:: INSTRUCTIONS TO FOLLOW ::
Every entry below should be transcribed exactly; pictures stay out of the copy.

:: Dataset entries ::
-------
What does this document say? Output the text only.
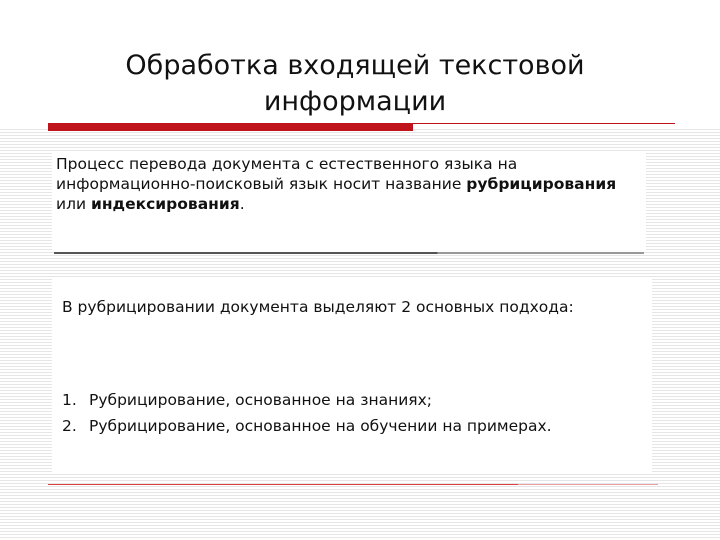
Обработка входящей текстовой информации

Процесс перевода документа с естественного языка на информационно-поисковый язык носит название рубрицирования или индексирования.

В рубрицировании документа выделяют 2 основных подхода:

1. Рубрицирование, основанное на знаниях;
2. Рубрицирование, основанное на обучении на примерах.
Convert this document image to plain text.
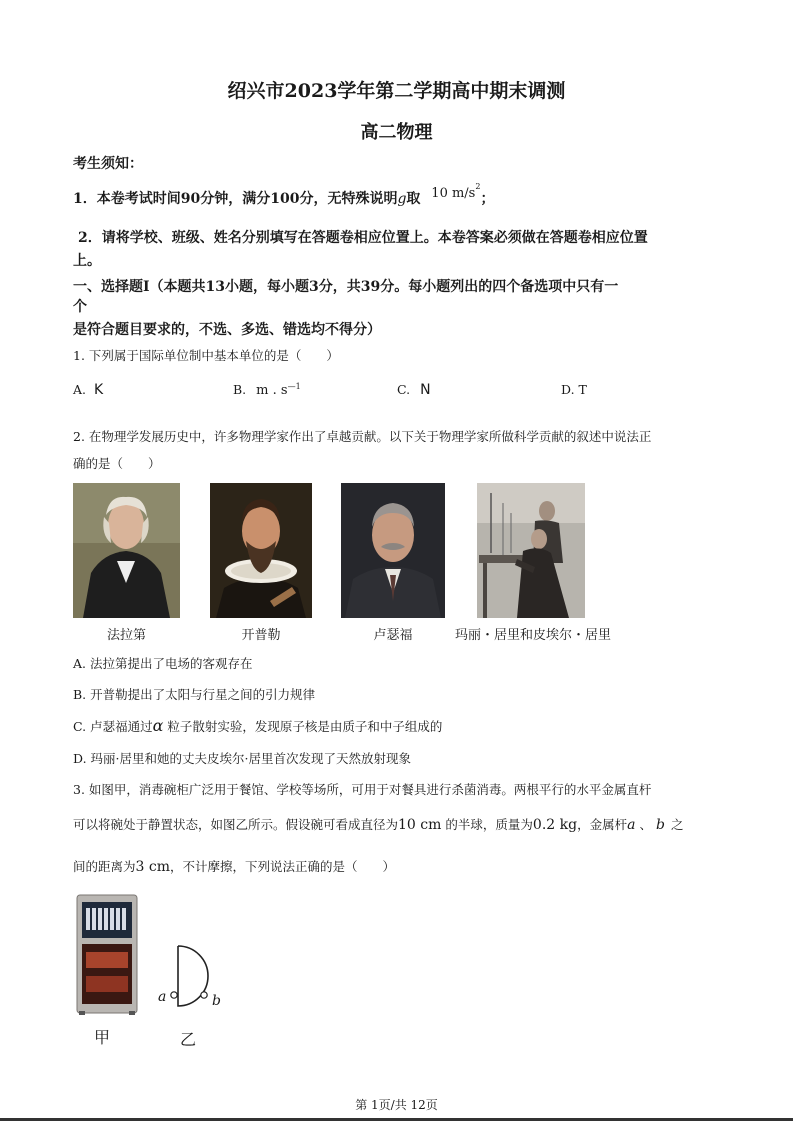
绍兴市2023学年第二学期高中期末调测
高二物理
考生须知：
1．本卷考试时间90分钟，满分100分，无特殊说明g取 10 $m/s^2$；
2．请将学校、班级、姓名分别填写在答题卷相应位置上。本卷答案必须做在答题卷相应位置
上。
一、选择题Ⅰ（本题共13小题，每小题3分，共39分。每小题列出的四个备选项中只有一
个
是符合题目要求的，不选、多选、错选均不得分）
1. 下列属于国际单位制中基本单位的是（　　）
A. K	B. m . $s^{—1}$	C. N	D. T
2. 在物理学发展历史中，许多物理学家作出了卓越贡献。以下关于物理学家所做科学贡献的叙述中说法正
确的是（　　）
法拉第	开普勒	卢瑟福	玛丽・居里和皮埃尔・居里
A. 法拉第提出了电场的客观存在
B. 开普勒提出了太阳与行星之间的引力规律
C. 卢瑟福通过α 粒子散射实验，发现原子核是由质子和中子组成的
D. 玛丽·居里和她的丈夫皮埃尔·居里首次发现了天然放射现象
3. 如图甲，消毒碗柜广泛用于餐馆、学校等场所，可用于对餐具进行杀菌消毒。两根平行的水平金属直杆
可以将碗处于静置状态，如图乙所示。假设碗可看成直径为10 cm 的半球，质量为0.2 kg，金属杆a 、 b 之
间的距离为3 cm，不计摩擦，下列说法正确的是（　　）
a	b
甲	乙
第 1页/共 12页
-------
:: SOLUTION TO THE EXERCISE ::
What does this document say? Output the text only.
Обработка входящей текстовой информации

Процесс перевода документа с естественного языка на информационно-поисковый язык носит название рубрицирования или индексирования.

В рубрицировании документа выделяют 2 основных подхода:

1. Рубрицирование, основанное на знаниях;
2. Рубрицирование, основанное на обучении на примерах.
Convert this document image to plain text.
绍兴市2023学年第二学期高中期末调测
高二物理
考生须知：
1．本卷考试时间90分钟，满分100分，无特殊说明g取 10 $m/s^2$；
2．请将学校、班级、姓名分别填写在答题卷相应位置上。本卷答案必须做在答题卷相应位置
上。
一、选择题Ⅰ（本题共13小题，每小题3分，共39分。每小题列出的四个备选项中只有一
个
是符合题目要求的，不选、多选、错选均不得分）
1. 下列属于国际单位制中基本单位的是（　　）
A. K	B. m . $s^{—1}$	C. N	D. T
2. 在物理学发展历史中，许多物理学家作出了卓越贡献。以下关于物理学家所做科学贡献的叙述中说法正
确的是（　　）
法拉第	开普勒	卢瑟福	玛丽・居里和皮埃尔・居里
A. 法拉第提出了电场的客观存在
B. 开普勒提出了太阳与行星之间的引力规律
C. 卢瑟福通过α 粒子散射实验，发现原子核是由质子和中子组成的
D. 玛丽·居里和她的丈夫皮埃尔·居里首次发现了天然放射现象
3. 如图甲，消毒碗柜广泛用于餐馆、学校等场所，可用于对餐具进行杀菌消毒。两根平行的水平金属直杆
可以将碗处于静置状态，如图乙所示。假设碗可看成直径为10 cm 的半球，质量为0.2 kg，金属杆a 、 b 之
间的距离为3 cm，不计摩擦，下列说法正确的是（　　）
a	b
甲	乙
第 1页/共 12页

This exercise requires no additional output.